* START Available data *

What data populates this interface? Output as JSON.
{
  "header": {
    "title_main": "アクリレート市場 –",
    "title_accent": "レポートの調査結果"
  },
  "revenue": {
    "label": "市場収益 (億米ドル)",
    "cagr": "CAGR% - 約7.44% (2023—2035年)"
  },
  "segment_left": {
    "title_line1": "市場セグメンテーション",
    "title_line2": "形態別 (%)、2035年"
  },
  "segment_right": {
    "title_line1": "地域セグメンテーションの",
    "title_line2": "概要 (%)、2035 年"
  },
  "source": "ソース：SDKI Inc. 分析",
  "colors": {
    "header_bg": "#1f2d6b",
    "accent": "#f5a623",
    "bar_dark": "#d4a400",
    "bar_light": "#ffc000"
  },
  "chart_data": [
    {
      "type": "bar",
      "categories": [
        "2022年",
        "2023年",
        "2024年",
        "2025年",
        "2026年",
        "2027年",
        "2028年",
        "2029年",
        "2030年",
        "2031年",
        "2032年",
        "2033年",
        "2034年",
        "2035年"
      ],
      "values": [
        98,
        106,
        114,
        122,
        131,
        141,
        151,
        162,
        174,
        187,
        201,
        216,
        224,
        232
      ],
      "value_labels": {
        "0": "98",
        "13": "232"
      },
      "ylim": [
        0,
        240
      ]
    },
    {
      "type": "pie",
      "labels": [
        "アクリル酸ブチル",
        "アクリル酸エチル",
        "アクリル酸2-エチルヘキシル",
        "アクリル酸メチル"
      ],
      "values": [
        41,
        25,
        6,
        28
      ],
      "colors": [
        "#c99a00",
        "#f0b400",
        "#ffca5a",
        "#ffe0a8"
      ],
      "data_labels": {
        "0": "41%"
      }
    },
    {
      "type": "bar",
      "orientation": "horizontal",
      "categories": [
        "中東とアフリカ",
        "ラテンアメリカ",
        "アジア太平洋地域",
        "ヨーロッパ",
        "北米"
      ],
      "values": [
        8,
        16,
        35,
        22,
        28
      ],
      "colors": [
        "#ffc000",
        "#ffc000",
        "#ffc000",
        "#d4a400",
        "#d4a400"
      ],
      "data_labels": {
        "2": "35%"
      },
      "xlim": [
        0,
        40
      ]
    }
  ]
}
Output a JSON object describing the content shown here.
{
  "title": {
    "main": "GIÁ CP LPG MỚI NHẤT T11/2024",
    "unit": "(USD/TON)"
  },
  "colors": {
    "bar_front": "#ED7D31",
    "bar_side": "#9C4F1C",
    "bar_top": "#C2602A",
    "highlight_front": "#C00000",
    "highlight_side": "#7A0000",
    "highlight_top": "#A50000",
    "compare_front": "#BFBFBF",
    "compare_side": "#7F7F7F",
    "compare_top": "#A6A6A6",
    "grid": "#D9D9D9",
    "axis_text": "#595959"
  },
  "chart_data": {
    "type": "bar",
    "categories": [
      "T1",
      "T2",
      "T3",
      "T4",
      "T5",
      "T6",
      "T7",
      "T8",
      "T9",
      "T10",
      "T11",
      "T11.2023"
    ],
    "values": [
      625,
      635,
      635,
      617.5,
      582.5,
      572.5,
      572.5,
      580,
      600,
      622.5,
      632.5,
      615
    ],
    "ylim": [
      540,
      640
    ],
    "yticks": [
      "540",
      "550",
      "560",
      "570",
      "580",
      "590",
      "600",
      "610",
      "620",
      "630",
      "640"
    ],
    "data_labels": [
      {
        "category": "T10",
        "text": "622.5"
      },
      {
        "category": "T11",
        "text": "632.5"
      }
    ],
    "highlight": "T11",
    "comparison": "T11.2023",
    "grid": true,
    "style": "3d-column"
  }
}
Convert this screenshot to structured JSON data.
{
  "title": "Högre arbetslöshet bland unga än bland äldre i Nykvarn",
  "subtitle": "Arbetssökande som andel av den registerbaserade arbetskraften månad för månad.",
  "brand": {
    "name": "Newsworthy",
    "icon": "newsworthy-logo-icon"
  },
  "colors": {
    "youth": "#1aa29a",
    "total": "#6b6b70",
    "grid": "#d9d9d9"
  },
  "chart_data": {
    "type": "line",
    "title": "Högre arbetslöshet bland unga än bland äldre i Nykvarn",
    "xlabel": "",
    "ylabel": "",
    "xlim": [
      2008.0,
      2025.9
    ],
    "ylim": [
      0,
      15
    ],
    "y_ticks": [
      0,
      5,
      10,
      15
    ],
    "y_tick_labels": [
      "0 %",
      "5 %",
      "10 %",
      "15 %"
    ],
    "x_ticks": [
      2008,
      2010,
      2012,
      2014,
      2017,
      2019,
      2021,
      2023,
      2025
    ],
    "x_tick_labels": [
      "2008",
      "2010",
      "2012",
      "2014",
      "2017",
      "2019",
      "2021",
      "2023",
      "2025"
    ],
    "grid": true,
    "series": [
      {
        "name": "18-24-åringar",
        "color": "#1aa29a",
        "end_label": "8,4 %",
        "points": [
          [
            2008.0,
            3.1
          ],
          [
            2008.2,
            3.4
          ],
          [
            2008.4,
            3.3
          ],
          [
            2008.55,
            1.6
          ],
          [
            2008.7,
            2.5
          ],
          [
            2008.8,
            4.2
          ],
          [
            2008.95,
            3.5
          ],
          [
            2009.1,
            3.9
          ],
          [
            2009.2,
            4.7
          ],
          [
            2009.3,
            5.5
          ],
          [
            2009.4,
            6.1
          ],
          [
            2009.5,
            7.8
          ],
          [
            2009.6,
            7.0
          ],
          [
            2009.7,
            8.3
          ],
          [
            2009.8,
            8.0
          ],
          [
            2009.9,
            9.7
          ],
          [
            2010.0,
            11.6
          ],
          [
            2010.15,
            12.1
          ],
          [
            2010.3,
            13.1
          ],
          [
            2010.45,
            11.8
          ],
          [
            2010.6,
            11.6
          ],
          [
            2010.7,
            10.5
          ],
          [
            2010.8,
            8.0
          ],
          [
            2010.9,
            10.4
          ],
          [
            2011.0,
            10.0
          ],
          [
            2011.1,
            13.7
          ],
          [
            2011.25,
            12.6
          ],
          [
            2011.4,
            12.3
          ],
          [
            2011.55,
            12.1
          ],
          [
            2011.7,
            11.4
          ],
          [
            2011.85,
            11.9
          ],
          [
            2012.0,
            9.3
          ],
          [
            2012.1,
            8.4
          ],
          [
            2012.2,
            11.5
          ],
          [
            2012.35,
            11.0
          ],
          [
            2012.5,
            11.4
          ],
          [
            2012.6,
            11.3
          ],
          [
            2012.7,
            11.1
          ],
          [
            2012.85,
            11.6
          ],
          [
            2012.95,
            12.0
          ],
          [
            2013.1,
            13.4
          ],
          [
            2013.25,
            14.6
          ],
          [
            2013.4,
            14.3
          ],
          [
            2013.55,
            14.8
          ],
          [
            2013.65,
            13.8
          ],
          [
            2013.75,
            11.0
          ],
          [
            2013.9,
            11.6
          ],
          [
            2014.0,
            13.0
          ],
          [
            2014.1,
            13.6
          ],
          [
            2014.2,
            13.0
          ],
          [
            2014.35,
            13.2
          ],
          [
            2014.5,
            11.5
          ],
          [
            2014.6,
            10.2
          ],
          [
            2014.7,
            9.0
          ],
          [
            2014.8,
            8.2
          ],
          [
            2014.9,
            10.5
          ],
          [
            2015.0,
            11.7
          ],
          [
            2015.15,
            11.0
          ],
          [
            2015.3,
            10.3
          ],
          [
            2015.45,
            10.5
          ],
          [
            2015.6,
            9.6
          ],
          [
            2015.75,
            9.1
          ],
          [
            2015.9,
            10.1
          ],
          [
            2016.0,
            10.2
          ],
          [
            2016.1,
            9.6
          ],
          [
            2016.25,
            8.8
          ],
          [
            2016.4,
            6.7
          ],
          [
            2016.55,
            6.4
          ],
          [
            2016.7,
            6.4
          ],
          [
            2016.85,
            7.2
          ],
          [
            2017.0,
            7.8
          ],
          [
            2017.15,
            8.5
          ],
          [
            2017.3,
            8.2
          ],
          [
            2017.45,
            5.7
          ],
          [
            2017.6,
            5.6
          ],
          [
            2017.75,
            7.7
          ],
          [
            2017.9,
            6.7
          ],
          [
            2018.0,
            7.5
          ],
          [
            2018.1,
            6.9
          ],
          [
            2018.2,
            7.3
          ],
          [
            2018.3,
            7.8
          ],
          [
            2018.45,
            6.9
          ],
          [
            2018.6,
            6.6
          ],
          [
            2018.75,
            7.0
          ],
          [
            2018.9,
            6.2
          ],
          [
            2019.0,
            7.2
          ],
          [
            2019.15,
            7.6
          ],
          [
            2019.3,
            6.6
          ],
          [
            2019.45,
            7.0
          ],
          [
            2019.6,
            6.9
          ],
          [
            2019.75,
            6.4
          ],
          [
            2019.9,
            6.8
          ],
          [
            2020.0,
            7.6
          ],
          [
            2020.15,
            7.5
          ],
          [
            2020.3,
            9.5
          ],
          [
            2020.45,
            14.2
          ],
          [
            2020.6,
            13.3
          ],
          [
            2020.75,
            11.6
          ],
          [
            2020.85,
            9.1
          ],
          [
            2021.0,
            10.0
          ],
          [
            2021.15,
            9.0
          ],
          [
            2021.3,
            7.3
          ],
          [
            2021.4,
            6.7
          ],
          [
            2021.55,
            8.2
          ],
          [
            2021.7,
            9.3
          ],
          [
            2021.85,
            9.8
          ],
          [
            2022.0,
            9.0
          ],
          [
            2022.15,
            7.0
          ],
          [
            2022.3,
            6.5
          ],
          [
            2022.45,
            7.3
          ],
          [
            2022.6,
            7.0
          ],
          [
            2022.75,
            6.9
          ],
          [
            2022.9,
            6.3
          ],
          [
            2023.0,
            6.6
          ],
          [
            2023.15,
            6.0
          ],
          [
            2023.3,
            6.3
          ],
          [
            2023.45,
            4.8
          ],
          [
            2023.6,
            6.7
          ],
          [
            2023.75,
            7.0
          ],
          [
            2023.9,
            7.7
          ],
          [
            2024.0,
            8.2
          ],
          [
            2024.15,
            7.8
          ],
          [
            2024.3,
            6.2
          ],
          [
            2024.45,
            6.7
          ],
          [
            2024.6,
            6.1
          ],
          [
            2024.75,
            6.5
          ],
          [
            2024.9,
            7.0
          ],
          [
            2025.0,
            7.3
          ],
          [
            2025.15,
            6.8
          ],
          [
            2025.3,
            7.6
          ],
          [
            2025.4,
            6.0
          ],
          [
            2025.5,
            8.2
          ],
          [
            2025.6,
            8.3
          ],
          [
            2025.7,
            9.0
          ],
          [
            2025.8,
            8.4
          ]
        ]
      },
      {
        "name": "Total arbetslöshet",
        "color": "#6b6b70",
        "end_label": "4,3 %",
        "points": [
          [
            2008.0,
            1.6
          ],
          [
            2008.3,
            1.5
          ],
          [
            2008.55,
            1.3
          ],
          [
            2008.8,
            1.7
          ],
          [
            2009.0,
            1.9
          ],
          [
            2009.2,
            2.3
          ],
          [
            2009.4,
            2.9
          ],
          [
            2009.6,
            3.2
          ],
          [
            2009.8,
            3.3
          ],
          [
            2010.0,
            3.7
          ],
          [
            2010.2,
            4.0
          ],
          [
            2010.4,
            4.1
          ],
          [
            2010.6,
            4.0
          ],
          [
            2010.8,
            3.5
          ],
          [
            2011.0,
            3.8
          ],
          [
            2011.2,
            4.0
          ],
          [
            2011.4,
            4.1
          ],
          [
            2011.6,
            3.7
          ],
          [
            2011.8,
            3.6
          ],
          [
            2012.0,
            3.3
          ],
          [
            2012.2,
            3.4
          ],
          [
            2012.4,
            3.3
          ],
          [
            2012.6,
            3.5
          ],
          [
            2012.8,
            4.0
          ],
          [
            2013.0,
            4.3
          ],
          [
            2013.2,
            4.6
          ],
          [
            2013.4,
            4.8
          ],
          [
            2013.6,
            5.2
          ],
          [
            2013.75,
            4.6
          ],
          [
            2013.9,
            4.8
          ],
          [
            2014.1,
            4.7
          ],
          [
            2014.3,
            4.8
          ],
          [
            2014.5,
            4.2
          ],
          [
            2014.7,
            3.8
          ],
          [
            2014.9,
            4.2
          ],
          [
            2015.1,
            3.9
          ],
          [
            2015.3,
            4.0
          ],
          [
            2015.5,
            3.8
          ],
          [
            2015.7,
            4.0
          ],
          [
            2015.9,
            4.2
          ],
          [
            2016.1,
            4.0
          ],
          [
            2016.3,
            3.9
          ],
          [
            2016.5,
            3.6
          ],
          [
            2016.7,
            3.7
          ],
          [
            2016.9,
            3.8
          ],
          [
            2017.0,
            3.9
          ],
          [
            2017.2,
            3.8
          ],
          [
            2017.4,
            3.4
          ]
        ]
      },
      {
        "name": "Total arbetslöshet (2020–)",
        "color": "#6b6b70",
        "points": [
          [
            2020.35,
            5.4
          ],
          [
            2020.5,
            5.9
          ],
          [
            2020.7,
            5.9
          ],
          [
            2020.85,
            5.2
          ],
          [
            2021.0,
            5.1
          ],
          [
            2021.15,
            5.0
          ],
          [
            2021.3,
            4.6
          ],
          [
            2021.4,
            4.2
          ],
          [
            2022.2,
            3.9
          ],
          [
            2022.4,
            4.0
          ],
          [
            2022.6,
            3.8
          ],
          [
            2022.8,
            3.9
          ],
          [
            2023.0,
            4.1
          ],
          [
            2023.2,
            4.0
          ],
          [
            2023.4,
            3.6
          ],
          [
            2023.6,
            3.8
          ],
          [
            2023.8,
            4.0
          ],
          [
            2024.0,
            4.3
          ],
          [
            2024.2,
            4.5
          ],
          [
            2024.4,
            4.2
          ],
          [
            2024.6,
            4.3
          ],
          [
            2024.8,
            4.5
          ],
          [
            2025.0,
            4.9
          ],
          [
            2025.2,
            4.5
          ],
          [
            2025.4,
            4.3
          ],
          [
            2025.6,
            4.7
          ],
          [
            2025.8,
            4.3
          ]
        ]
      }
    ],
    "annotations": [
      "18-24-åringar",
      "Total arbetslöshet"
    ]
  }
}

* END Available data *

Requirement: Scan the material above for the word "unga". Copy each line where it occurs.

Response below:
  "title": "Högre arbetslöshet bland unga än bland äldre i Nykvarn",
    "title": "Högre arbetslöshet bland unga än bland äldre i Nykvarn",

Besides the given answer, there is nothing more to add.